-- START DATA SHOWN --
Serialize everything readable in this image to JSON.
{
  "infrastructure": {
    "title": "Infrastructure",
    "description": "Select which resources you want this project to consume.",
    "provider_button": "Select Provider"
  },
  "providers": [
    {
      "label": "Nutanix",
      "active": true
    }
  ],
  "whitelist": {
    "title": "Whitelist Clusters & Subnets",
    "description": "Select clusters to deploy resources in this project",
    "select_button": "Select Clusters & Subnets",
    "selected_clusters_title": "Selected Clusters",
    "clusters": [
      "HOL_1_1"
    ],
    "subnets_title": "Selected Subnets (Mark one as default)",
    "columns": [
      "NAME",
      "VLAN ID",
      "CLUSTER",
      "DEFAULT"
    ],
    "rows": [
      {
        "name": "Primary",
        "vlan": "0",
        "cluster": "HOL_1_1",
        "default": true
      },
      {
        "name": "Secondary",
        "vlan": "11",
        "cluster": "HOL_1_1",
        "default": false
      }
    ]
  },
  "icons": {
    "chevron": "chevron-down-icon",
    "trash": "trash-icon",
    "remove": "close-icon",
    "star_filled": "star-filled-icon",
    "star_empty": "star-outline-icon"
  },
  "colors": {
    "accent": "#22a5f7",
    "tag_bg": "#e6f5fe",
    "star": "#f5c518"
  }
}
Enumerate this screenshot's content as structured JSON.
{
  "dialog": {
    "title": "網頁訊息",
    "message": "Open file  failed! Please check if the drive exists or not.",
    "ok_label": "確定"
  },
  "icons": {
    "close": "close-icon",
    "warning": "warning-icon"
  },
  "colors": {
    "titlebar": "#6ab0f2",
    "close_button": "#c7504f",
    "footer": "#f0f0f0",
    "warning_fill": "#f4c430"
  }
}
-- END DATA SHOWN --
Copy whichever lines in the listing above contain the word "Subnets".

_THE RESPONSE_:
    "title": "Whitelist Clusters & Subnets",
    "select_button": "Select Clusters & Subnets",
    "subnets_title": "Selected Subnets (Mark one as default)",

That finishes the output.